Material for this task:

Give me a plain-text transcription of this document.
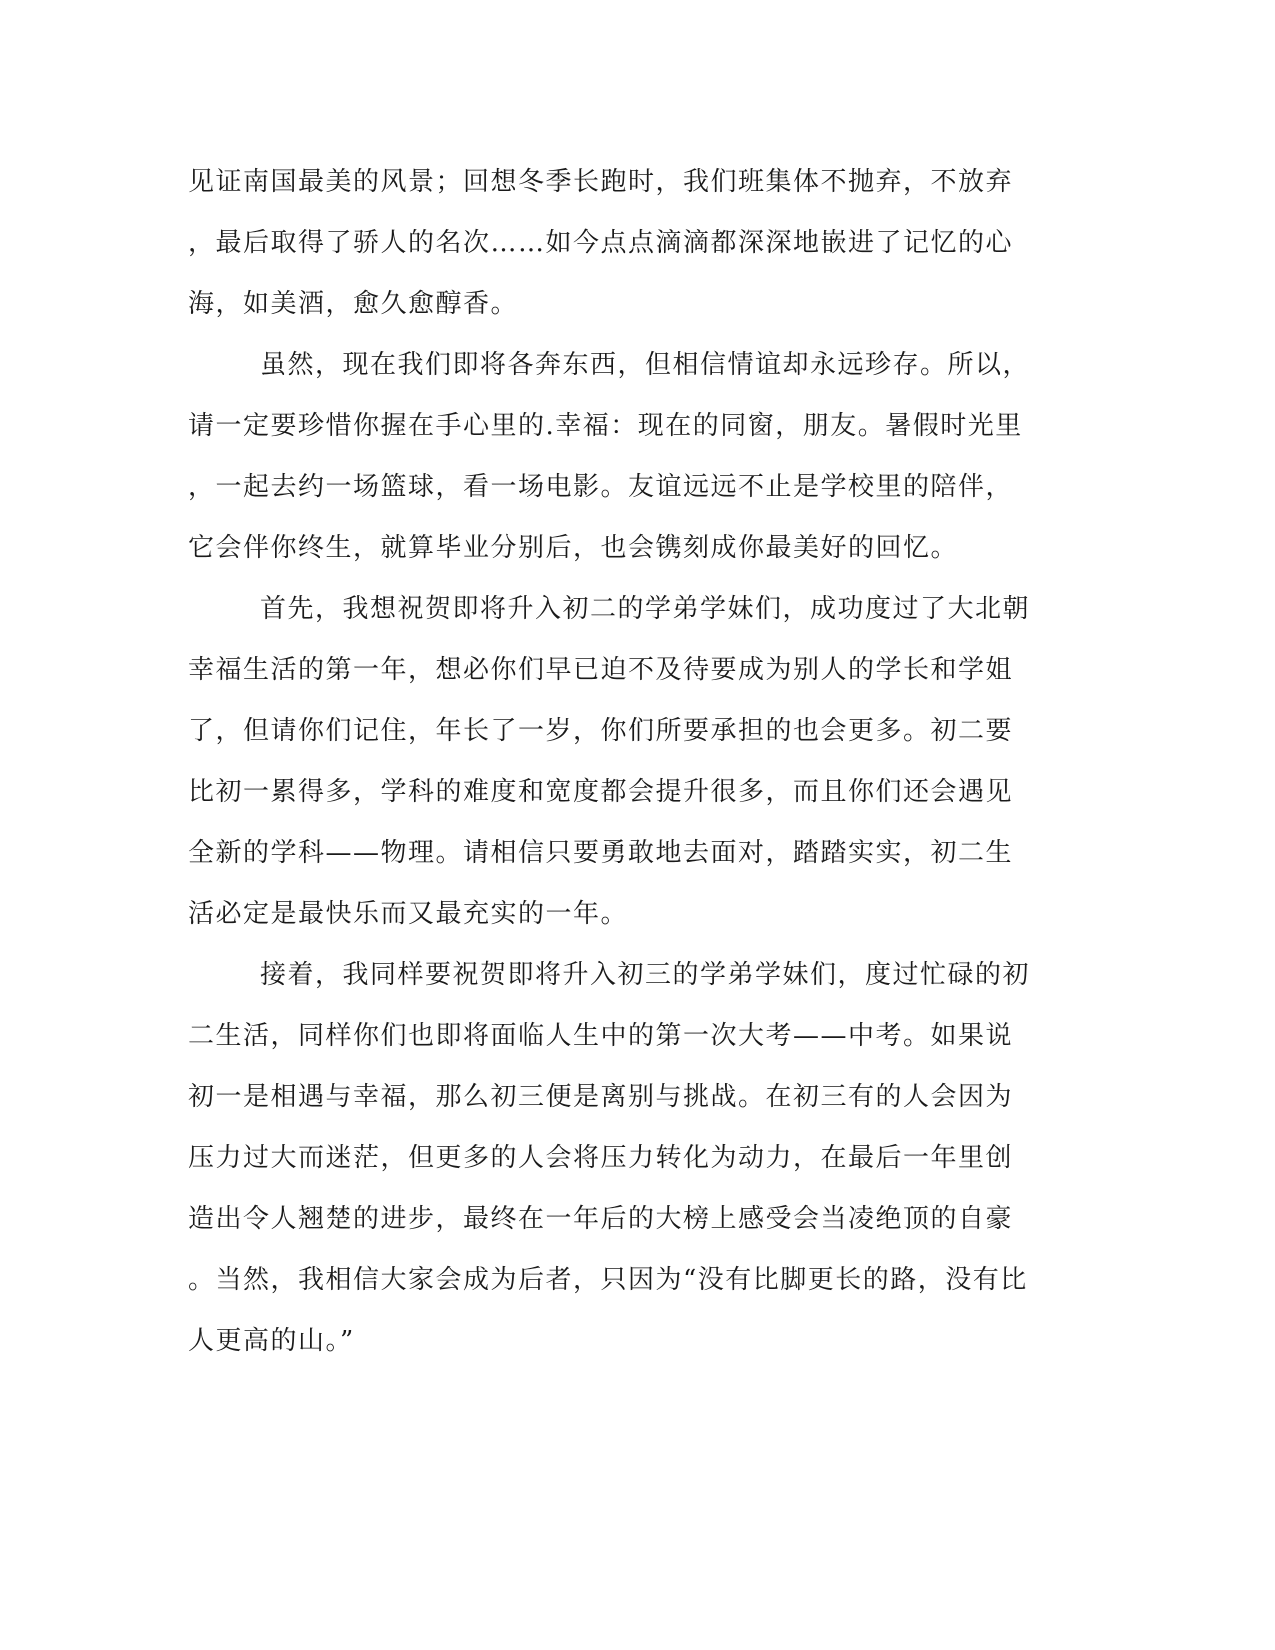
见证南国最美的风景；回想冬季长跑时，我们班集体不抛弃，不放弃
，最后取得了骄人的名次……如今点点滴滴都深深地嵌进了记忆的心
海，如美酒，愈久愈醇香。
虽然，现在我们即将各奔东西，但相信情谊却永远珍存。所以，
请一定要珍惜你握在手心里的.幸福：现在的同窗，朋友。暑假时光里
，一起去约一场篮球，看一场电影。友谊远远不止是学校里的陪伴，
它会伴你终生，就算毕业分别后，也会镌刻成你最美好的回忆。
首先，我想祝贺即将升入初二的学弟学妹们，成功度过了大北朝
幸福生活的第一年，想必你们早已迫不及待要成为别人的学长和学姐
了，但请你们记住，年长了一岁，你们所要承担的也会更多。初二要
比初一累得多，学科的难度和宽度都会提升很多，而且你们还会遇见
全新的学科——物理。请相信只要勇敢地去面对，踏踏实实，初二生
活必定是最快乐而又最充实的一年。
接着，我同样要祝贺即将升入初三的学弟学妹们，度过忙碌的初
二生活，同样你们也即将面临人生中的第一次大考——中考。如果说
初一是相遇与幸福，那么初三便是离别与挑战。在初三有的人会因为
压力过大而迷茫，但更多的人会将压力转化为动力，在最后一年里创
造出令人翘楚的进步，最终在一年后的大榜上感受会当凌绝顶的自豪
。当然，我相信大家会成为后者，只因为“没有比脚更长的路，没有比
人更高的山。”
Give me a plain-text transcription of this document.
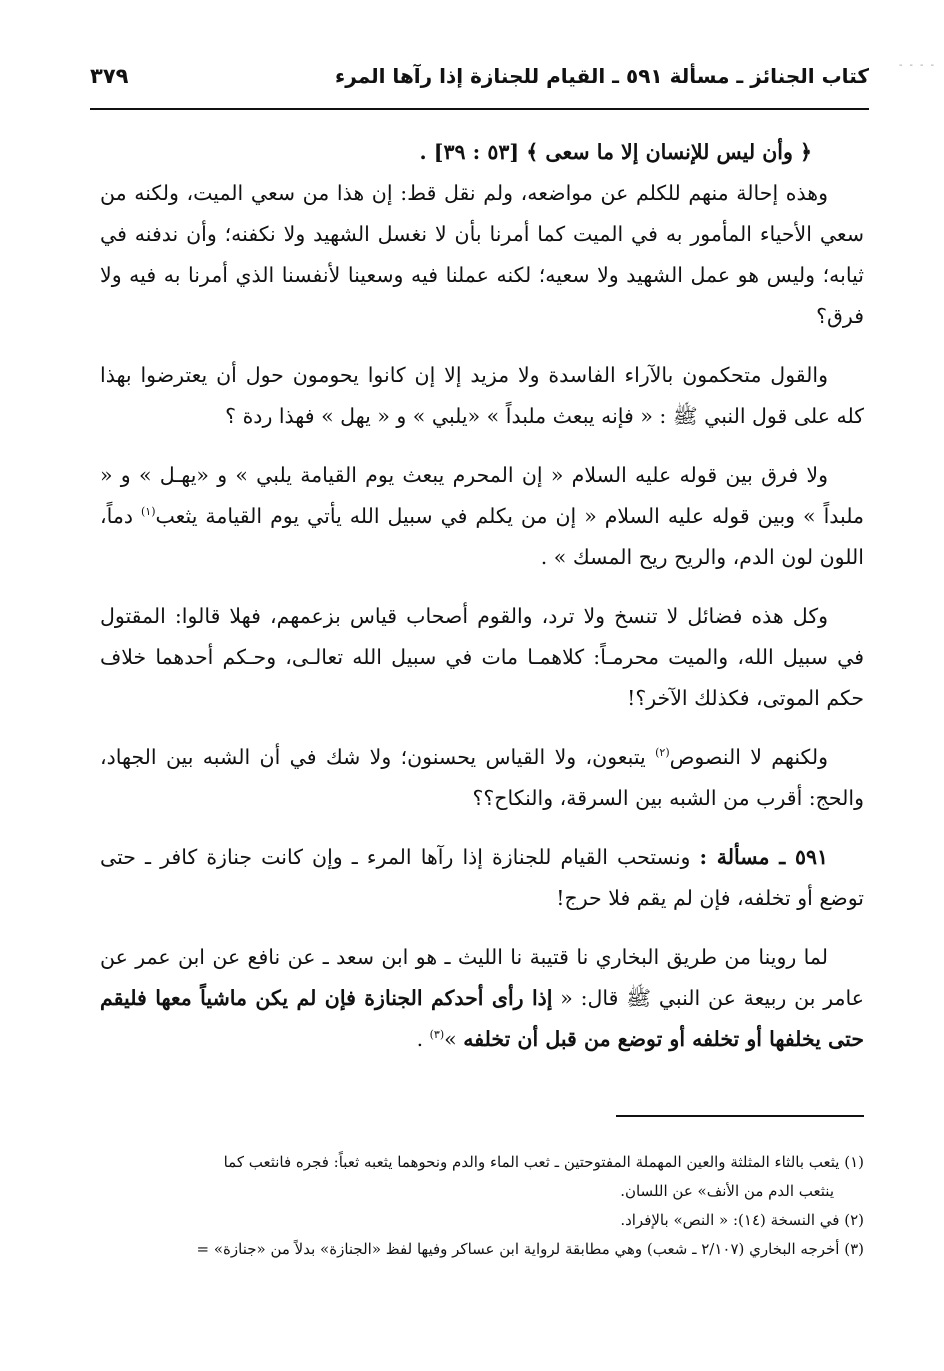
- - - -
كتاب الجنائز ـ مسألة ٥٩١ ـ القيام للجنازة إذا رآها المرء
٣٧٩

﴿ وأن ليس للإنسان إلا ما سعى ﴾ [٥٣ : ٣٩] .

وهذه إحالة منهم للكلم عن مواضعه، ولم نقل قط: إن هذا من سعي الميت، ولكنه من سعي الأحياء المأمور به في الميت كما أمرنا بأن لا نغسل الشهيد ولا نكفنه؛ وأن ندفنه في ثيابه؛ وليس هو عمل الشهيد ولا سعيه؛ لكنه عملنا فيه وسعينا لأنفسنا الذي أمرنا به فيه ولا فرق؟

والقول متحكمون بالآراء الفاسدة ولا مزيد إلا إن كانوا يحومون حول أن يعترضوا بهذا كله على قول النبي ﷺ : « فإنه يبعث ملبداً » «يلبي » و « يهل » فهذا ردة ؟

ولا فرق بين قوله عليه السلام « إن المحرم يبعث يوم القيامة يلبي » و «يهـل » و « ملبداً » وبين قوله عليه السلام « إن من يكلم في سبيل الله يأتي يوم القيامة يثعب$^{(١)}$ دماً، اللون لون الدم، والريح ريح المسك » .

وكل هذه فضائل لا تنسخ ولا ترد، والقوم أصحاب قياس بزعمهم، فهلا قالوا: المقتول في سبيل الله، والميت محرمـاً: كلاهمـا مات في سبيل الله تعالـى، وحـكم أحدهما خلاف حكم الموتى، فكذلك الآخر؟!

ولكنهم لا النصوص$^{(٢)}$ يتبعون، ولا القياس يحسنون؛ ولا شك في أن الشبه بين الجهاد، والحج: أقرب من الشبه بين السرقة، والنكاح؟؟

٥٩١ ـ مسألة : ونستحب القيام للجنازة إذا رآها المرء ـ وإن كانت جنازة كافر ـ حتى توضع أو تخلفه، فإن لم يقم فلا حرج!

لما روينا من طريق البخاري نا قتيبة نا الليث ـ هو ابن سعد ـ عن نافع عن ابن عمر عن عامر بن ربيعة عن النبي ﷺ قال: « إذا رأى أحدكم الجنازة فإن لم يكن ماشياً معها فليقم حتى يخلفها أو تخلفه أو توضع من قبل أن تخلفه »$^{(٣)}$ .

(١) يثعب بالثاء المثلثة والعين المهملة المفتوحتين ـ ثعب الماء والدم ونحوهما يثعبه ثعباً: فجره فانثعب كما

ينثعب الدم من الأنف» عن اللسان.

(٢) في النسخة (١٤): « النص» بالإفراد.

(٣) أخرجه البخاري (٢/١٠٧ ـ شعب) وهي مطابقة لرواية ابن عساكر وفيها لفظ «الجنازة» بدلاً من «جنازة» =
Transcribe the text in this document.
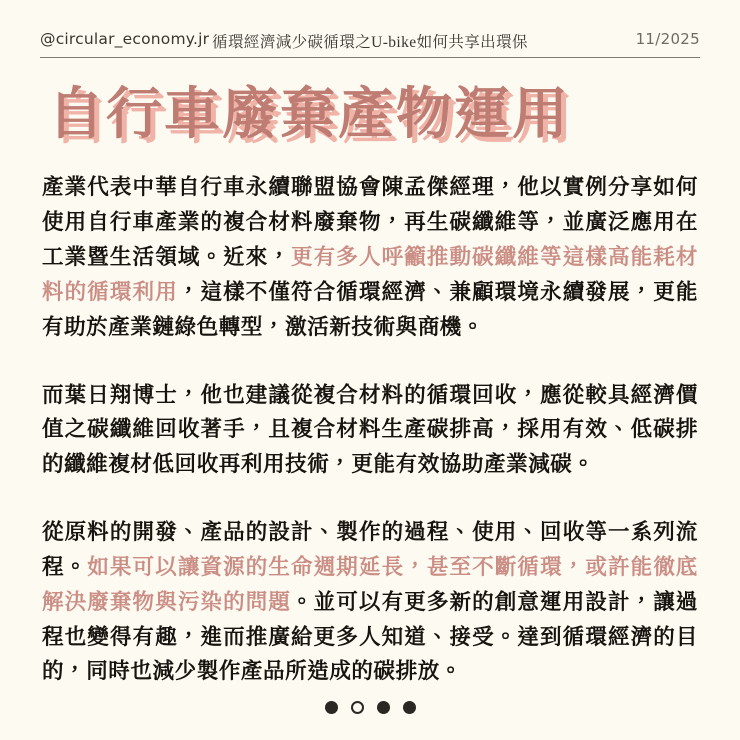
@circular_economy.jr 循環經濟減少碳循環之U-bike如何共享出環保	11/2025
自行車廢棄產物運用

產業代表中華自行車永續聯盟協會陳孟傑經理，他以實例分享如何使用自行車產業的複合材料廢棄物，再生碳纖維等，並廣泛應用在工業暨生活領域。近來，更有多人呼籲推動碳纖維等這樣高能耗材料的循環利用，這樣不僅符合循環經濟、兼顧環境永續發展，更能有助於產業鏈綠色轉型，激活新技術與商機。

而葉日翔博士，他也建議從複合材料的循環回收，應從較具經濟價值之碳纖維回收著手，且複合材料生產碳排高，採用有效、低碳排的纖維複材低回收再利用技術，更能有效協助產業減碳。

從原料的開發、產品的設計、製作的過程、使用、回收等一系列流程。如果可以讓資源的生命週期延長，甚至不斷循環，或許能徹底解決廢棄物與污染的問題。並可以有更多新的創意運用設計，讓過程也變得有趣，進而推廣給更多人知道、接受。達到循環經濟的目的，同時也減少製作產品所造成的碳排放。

Objective: Look through the entries above and count each line holding "المرء"; report the count alone.

Output of the exercise: 2